# start of Raw records

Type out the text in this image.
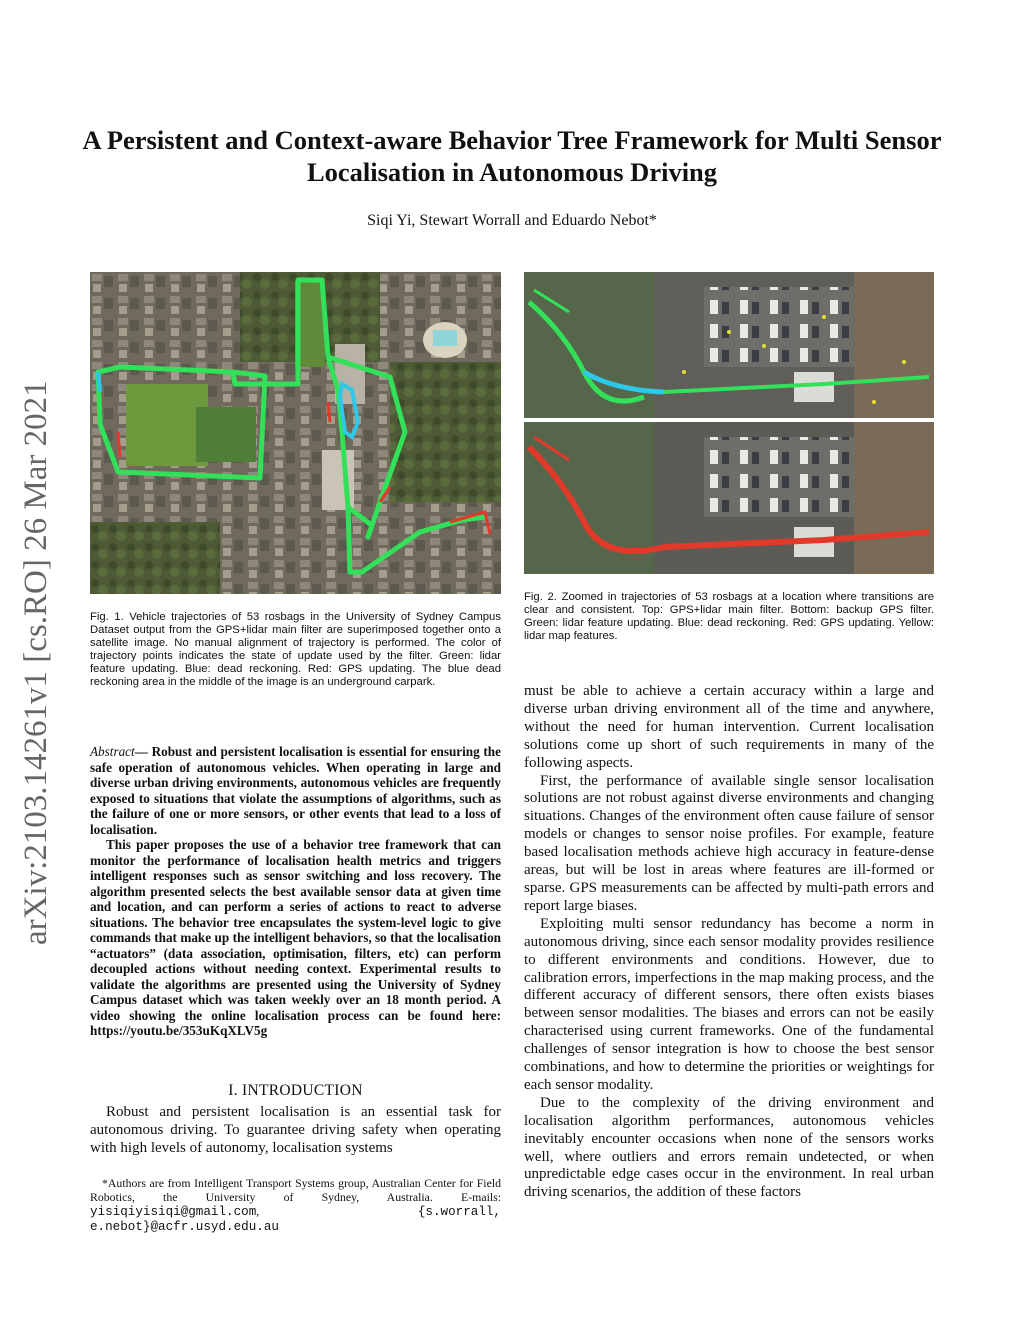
arXiv:2103.14261v1 [cs.RO] 26 Mar 2021
A Persistent and Context-aware Behavior Tree Framework for Multi Sensor Localisation in Autonomous Driving
Siqi Yi, Stewart Worrall and Eduardo Nebot*
Fig. 1. Vehicle trajectories of 53 rosbags in the University of Sydney Campus Dataset output from the GPS+lidar main filter are superimposed together onto a satellite image. No manual alignment of trajectory is performed. The color of trajectory points indicates the state of update used by the filter. Green: lidar feature updating. Blue: dead reckoning. Red: GPS updating. The blue dead reckoning area in the middle of the image is an underground carpark.
Fig. 2. Zoomed in trajectories of 53 rosbags at a location where transitions are clear and consistent. Top: GPS+lidar main filter. Bottom: backup GPS filter. Green: lidar feature updating. Blue: dead reckoning. Red: GPS updating. Yellow: lidar map features.

Abstract— Robust and persistent localisation is essential for ensuring the safe operation of autonomous vehicles. When operating in large and diverse urban driving environments, autonomous vehicles are frequently exposed to situations that violate the assumptions of algorithms, such as the failure of one or more sensors, or other events that lead to a loss of localisation.

This paper proposes the use of a behavior tree framework that can monitor the performance of localisation health metrics and triggers intelligent responses such as sensor switching and loss recovery. The algorithm presented selects the best available sensor data at given time and location, and can perform a series of actions to react to adverse situations. The behavior tree encapsulates the system-level logic to give commands that make up the intelligent behaviors, so that the localisation “actuators” (data association, optimisation, filters, etc) can perform decoupled actions without needing context. Experimental results to validate the algorithms are presented using the University of Sydney Campus dataset which was taken weekly over an 18 month period. A video showing the online localisation process can be found here: https://youtu.be/353uKqXLV5g

I. INTRODUCTION

Robust and persistent localisation is an essential task for autonomous driving. To guarantee driving safety when operating with high levels of autonomy, localisation systems

*Authors are from Intelligent Transport Systems group, Australian Center for Field Robotics, the University of Sydney, Australia. E-mails: yisiqiyisiqi@gmail.com, {s.worrall, e.nebot}@acfr.usyd.edu.au

must be able to achieve a certain accuracy within a large and diverse urban driving environment all of the time and anywhere, without the need for human intervention. Current localisation solutions come up short of such requirements in many of the following aspects.

First, the performance of available single sensor localisation solutions are not robust against diverse environments and changing situations. Changes of the environment often cause failure of sensor models or changes to sensor noise profiles. For example, feature based localisation methods achieve high accuracy in feature-dense areas, but will be lost in areas where features are ill-formed or sparse. GPS measurements can be affected by multi-path errors and report large biases.

Exploiting multi sensor redundancy has become a norm in autonomous driving, since each sensor modality provides resilience to different environments and conditions. However, due to calibration errors, imperfections in the map making process, and the different accuracy of different sensors, there often exists biases between sensor modalities. The biases and errors can not be easily characterised using current frameworks. One of the fundamental challenges of sensor integration is how to choose the best sensor combinations, and how to determine the priorities or weightings for each sensor modality.

Due to the complexity of the driving environment and localisation algorithm performances, autonomous vehicles inevitably encounter occasions when none of the sensors works well, where outliers and errors remain undetected, or when unpredictable edge cases occur in the environment. In real urban driving scenarios, the addition of these factors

# end of Raw records

Given request | Pictures are to be left out; all else in the entries above is to be quoted exactly.

Answer to the task |
Type out the text in this image.
arXiv:2103.14261v1 [cs.RO] 26 Mar 2021
A Persistent and Context-aware Behavior Tree Framework for Multi Sensor Localisation in Autonomous Driving
Siqi Yi, Stewart Worrall and Eduardo Nebot*
Fig. 1. Vehicle trajectories of 53 rosbags in the University of Sydney Campus Dataset output from the GPS+lidar main filter are superimposed together onto a satellite image. No manual alignment of trajectory is performed. The color of trajectory points indicates the state of update used by the filter. Green: lidar feature updating. Blue: dead reckoning. Red: GPS updating. The blue dead reckoning area in the middle of the image is an underground carpark.
Fig. 2. Zoomed in trajectories of 53 rosbags at a location where transitions are clear and consistent. Top: GPS+lidar main filter. Bottom: backup GPS filter. Green: lidar feature updating. Blue: dead reckoning. Red: GPS updating. Yellow: lidar map features.

Abstract— Robust and persistent localisation is essential for ensuring the safe operation of autonomous vehicles. When operating in large and diverse urban driving environments, autonomous vehicles are frequently exposed to situations that violate the assumptions of algorithms, such as the failure of one or more sensors, or other events that lead to a loss of localisation.

This paper proposes the use of a behavior tree framework that can monitor the performance of localisation health metrics and triggers intelligent responses such as sensor switching and loss recovery. The algorithm presented selects the best available sensor data at given time and location, and can perform a series of actions to react to adverse situations. The behavior tree encapsulates the system-level logic to give commands that make up the intelligent behaviors, so that the localisation “actuators” (data association, optimisation, filters, etc) can perform decoupled actions without needing context. Experimental results to validate the algorithms are presented using the University of Sydney Campus dataset which was taken weekly over an 18 month period. A video showing the online localisation process can be found here: https://youtu.be/353uKqXLV5g

I. INTRODUCTION

Robust and persistent localisation is an essential task for autonomous driving. To guarantee driving safety when operating with high levels of autonomy, localisation systems

*Authors are from Intelligent Transport Systems group, Australian Center for Field Robotics, the University of Sydney, Australia. E-mails: yisiqiyisiqi@gmail.com, {s.worrall, e.nebot}@acfr.usyd.edu.au

must be able to achieve a certain accuracy within a large and diverse urban driving environment all of the time and anywhere, without the need for human intervention. Current localisation solutions come up short of such requirements in many of the following aspects.

First, the performance of available single sensor localisation solutions are not robust against diverse environments and changing situations. Changes of the environment often cause failure of sensor models or changes to sensor noise profiles. For example, feature based localisation methods achieve high accuracy in feature-dense areas, but will be lost in areas where features are ill-formed or sparse. GPS measurements can be affected by multi-path errors and report large biases.

Exploiting multi sensor redundancy has become a norm in autonomous driving, since each sensor modality provides resilience to different environments and conditions. However, due to calibration errors, imperfections in the map making process, and the different accuracy of different sensors, there often exists biases between sensor modalities. The biases and errors can not be easily characterised using current frameworks. One of the fundamental challenges of sensor integration is how to choose the best sensor combinations, and how to determine the priorities or weightings for each sensor modality.

Due to the complexity of the driving environment and localisation algorithm performances, autonomous vehicles inevitably encounter occasions when none of the sensors works well, where outliers and errors remain undetected, or when unpredictable edge cases occur in the environment. In real urban driving scenarios, the addition of these factors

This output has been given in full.